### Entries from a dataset
************

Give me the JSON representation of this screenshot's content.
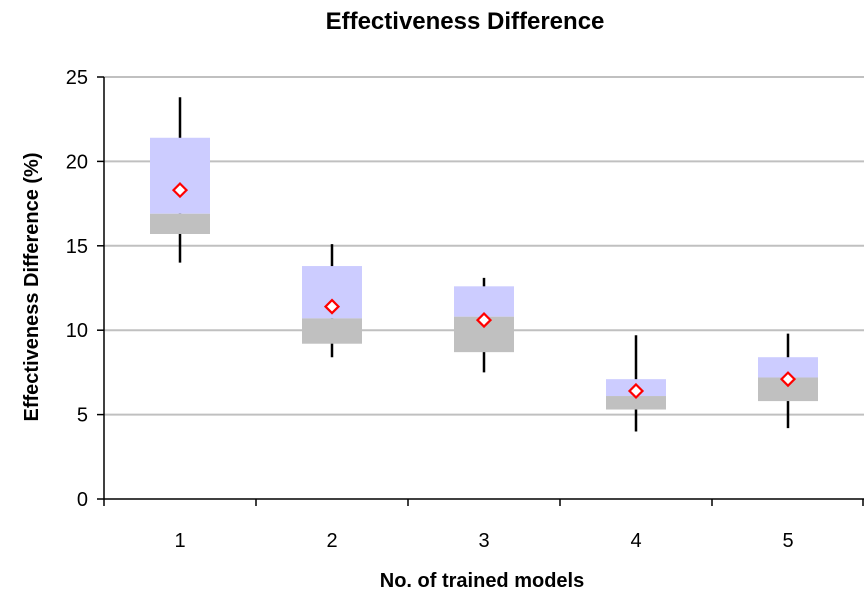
{
  "chart_data": {
    "type": "box",
    "title": "Effectiveness Difference",
    "xlabel": "No. of trained models",
    "ylabel": "Effectiveness Difference (%)",
    "ylim": [
      0,
      25
    ],
    "yticks": [
      "0",
      "5",
      "10",
      "15",
      "20",
      "25"
    ],
    "categories": [
      "1",
      "2",
      "3",
      "4",
      "5"
    ],
    "grid": "horizontal",
    "series": [
      {
        "category": "1",
        "min": 14.0,
        "q1": 15.7,
        "median": 16.9,
        "q3": 21.4,
        "max": 23.8,
        "mean": 18.3
      },
      {
        "category": "2",
        "min": 8.4,
        "q1": 9.2,
        "median": 10.7,
        "q3": 13.8,
        "max": 15.1,
        "mean": 11.4
      },
      {
        "category": "3",
        "min": 7.5,
        "q1": 8.7,
        "median": 10.8,
        "q3": 12.6,
        "max": 13.1,
        "mean": 10.6
      },
      {
        "category": "4",
        "min": 4.0,
        "q1": 5.3,
        "median": 6.1,
        "q3": 7.1,
        "max": 9.7,
        "mean": 6.4
      },
      {
        "category": "5",
        "min": 4.2,
        "q1": 5.8,
        "median": 7.2,
        "q3": 8.4,
        "max": 9.8,
        "mean": 7.1
      }
    ],
    "colors": {
      "upper_box": "#ccccff",
      "lower_box": "#c0c0c0",
      "mean_marker": "#ff0000",
      "whisker": "#000000",
      "grid": "#c0c0c0"
    }
  }
}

************

Where a line above contains the word "Difference", copy that line.

    "title": "Effectiveness Difference",
    "ylabel": "Effectiveness Difference (%)",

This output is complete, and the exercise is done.